◆ **Written exercise**: Retype every line of the records below without changing anything.

* begin Records shown *

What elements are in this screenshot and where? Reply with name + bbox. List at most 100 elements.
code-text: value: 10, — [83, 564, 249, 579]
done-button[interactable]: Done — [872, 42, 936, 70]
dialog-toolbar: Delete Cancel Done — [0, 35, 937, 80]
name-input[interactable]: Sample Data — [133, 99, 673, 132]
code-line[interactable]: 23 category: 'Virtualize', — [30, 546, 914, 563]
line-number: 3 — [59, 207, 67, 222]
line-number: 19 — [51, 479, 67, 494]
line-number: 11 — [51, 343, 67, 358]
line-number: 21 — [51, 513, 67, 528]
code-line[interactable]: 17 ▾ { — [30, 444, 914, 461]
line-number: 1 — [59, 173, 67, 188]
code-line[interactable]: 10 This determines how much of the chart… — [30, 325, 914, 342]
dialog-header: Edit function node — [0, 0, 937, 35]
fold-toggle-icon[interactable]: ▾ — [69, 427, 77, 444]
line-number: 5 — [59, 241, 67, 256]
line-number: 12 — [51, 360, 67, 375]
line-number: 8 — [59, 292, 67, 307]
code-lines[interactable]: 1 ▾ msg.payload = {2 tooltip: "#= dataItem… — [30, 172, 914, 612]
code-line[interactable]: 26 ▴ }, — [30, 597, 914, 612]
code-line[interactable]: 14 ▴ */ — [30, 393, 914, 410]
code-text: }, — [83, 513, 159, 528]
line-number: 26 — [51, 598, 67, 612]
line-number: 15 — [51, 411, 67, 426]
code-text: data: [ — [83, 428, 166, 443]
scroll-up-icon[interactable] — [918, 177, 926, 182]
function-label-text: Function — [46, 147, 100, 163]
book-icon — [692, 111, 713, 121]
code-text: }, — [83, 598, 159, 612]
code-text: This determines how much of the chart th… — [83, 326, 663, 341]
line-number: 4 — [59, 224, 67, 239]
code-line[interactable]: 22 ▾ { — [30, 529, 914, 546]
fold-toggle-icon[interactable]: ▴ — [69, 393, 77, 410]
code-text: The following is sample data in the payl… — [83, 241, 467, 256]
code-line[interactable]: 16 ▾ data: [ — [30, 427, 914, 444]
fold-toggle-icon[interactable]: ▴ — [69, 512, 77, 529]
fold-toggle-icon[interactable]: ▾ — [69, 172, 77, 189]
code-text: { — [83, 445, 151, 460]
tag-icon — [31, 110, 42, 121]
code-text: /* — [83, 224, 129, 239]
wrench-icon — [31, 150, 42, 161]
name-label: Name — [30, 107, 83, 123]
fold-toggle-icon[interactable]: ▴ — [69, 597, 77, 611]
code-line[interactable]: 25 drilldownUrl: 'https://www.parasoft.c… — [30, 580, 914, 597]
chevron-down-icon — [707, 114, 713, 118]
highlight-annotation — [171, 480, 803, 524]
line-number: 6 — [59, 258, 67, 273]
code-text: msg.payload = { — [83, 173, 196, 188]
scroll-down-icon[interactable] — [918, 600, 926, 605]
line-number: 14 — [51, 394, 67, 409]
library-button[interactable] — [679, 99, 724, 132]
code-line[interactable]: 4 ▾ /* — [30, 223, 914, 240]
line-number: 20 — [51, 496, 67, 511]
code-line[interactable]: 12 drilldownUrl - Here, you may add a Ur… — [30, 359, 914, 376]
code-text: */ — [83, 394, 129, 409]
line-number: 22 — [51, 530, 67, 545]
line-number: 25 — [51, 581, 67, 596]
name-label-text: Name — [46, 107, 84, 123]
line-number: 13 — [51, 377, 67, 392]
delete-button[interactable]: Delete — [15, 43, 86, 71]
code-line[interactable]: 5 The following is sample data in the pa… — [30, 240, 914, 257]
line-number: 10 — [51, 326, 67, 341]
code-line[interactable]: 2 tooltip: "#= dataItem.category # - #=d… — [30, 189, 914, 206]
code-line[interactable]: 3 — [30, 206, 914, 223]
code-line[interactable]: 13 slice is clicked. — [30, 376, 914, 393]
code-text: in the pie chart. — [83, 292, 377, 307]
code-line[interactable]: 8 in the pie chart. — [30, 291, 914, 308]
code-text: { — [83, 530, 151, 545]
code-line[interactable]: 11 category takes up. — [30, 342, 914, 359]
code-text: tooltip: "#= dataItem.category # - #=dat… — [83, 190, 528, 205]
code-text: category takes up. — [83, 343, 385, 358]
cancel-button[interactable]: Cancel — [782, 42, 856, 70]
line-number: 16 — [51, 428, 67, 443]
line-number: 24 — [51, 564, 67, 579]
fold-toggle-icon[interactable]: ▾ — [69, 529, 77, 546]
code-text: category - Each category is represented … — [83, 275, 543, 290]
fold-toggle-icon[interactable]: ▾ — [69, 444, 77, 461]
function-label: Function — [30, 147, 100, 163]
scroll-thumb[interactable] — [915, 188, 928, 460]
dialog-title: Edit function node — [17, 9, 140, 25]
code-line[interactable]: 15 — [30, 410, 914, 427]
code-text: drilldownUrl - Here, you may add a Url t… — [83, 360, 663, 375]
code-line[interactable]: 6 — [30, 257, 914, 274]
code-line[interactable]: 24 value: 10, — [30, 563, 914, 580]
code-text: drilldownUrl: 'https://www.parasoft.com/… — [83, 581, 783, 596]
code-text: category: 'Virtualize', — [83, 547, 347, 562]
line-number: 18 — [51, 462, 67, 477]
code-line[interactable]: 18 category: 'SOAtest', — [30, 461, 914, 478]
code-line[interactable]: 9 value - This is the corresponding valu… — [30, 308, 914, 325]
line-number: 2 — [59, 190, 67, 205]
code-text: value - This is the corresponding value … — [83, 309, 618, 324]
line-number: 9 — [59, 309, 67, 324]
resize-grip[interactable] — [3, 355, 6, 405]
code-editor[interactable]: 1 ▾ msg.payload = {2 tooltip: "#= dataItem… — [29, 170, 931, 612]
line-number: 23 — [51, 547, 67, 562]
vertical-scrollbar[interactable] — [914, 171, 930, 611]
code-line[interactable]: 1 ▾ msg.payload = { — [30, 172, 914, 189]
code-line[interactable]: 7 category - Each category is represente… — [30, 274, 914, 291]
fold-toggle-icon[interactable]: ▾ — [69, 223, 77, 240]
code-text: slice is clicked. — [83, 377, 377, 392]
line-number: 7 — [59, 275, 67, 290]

* end Records shown *

◆ **Task output**:
What elements are in this screenshot and where? Reply with name + bbox. List at most 100 elements.
code-text: value: 10, — [83, 564, 249, 579]
done-button[interactable]: Done — [872, 42, 936, 70]
dialog-toolbar: Delete Cancel Done — [0, 35, 937, 80]
name-input[interactable]: Sample Data — [133, 99, 673, 132]
code-line[interactable]: 23 category: 'Virtualize', — [30, 546, 914, 563]
line-number: 3 — [59, 207, 67, 222]
line-number: 19 — [51, 479, 67, 494]
line-number: 11 — [51, 343, 67, 358]
line-number: 21 — [51, 513, 67, 528]
code-line[interactable]: 17 ▾ { — [30, 444, 914, 461]
line-number: 1 — [59, 173, 67, 188]
code-line[interactable]: 10 This determines how much of the chart… — [30, 325, 914, 342]
dialog-header: Edit function node — [0, 0, 937, 35]
fold-toggle-icon[interactable]: ▾ — [69, 427, 77, 444]
line-number: 5 — [59, 241, 67, 256]
line-number: 12 — [51, 360, 67, 375]
line-number: 8 — [59, 292, 67, 307]
code-lines[interactable]: 1 ▾ msg.payload = {2 tooltip: "#= dataItem… — [30, 172, 914, 612]
code-line[interactable]: 26 ▴ }, — [30, 597, 914, 612]
code-line[interactable]: 14 ▴ */ — [30, 393, 914, 410]
code-text: }, — [83, 513, 159, 528]
line-number: 26 — [51, 598, 67, 612]
line-number: 15 — [51, 411, 67, 426]
code-text: data: [ — [83, 428, 166, 443]
scroll-up-icon[interactable] — [918, 177, 926, 182]
function-label-text: Function — [46, 147, 100, 163]
book-icon — [692, 111, 713, 121]
code-text: }, — [83, 598, 159, 612]
code-text: This determines how much of the chart th… — [83, 326, 663, 341]
line-number: 4 — [59, 224, 67, 239]
code-line[interactable]: 22 ▾ { — [30, 529, 914, 546]
fold-toggle-icon[interactable]: ▴ — [69, 393, 77, 410]
code-text: The following is sample data in the payl… — [83, 241, 467, 256]
code-line[interactable]: 16 ▾ data: [ — [30, 427, 914, 444]
fold-toggle-icon[interactable]: ▴ — [69, 512, 77, 529]
fold-toggle-icon[interactable]: ▾ — [69, 172, 77, 189]
code-text: { — [83, 445, 151, 460]
tag-icon — [31, 110, 42, 121]
code-text: /* — [83, 224, 129, 239]
wrench-icon — [31, 150, 42, 161]
name-label: Name — [30, 107, 83, 123]
fold-toggle-icon[interactable]: ▴ — [69, 597, 77, 611]
code-line[interactable]: 25 drilldownUrl: 'https://www.parasoft.c… — [30, 580, 914, 597]
chevron-down-icon — [707, 114, 713, 118]
highlight-annotation — [171, 480, 803, 524]
line-number: 6 — [59, 258, 67, 273]
code-text: msg.payload = { — [83, 173, 196, 188]
scroll-down-icon[interactable] — [918, 600, 926, 605]
line-number: 14 — [51, 394, 67, 409]
library-button[interactable] — [679, 99, 724, 132]
code-line[interactable]: 4 ▾ /* — [30, 223, 914, 240]
line-number: 20 — [51, 496, 67, 511]
code-line[interactable]: 12 drilldownUrl - Here, you may add a Ur… — [30, 359, 914, 376]
code-text: */ — [83, 394, 129, 409]
line-number: 22 — [51, 530, 67, 545]
line-number: 25 — [51, 581, 67, 596]
name-label-text: Name — [46, 107, 84, 123]
line-number: 13 — [51, 377, 67, 392]
delete-button[interactable]: Delete — [15, 43, 86, 71]
code-line[interactable]: 5 The following is sample data in the pa… — [30, 240, 914, 257]
line-number: 10 — [51, 326, 67, 341]
code-line[interactable]: 2 tooltip: "#= dataItem.category # - #=d… — [30, 189, 914, 206]
code-line[interactable]: 3 — [30, 206, 914, 223]
code-line[interactable]: 13 slice is clicked. — [30, 376, 914, 393]
code-text: in the pie chart. — [83, 292, 377, 307]
code-line[interactable]: 8 in the pie chart. — [30, 291, 914, 308]
code-text: { — [83, 530, 151, 545]
code-line[interactable]: 11 category takes up. — [30, 342, 914, 359]
code-text: tooltip: "#= dataItem.category # - #=dat… — [83, 190, 528, 205]
code-text: category takes up. — [83, 343, 385, 358]
cancel-button[interactable]: Cancel — [782, 42, 856, 70]
line-number: 16 — [51, 428, 67, 443]
line-number: 24 — [51, 564, 67, 579]
fold-toggle-icon[interactable]: ▾ — [69, 529, 77, 546]
code-text: category - Each category is represented … — [83, 275, 543, 290]
fold-toggle-icon[interactable]: ▾ — [69, 444, 77, 461]
function-label: Function — [30, 147, 100, 163]
scroll-thumb[interactable] — [915, 188, 928, 460]
dialog-title: Edit function node — [17, 9, 140, 25]
code-line[interactable]: 15 — [30, 410, 914, 427]
code-text: drilldownUrl - Here, you may add a Url t… — [83, 360, 663, 375]
code-line[interactable]: 6 — [30, 257, 914, 274]
code-line[interactable]: 24 value: 10, — [30, 563, 914, 580]
code-text: drilldownUrl: 'https://www.parasoft.com/… — [83, 581, 783, 596]
code-text: category: 'Virtualize', — [83, 547, 347, 562]
line-number: 18 — [51, 462, 67, 477]
code-line[interactable]: 18 category: 'SOAtest', — [30, 461, 914, 478]
code-line[interactable]: 9 value - This is the corresponding valu… — [30, 308, 914, 325]
line-number: 2 — [59, 190, 67, 205]
code-text: value - This is the corresponding value … — [83, 309, 618, 324]
line-number: 9 — [59, 309, 67, 324]
resize-grip[interactable] — [3, 355, 6, 405]
code-editor[interactable]: 1 ▾ msg.payload = {2 tooltip: "#= dataItem… — [29, 170, 931, 612]
line-number: 23 — [51, 547, 67, 562]
vertical-scrollbar[interactable] — [914, 171, 930, 611]
code-line[interactable]: 1 ▾ msg.payload = { — [30, 172, 914, 189]
code-line[interactable]: 7 category - Each category is represente… — [30, 274, 914, 291]
fold-toggle-icon[interactable]: ▾ — [69, 223, 77, 240]
code-text: slice is clicked. — [83, 377, 377, 392]
line-number: 7 — [59, 275, 67, 290]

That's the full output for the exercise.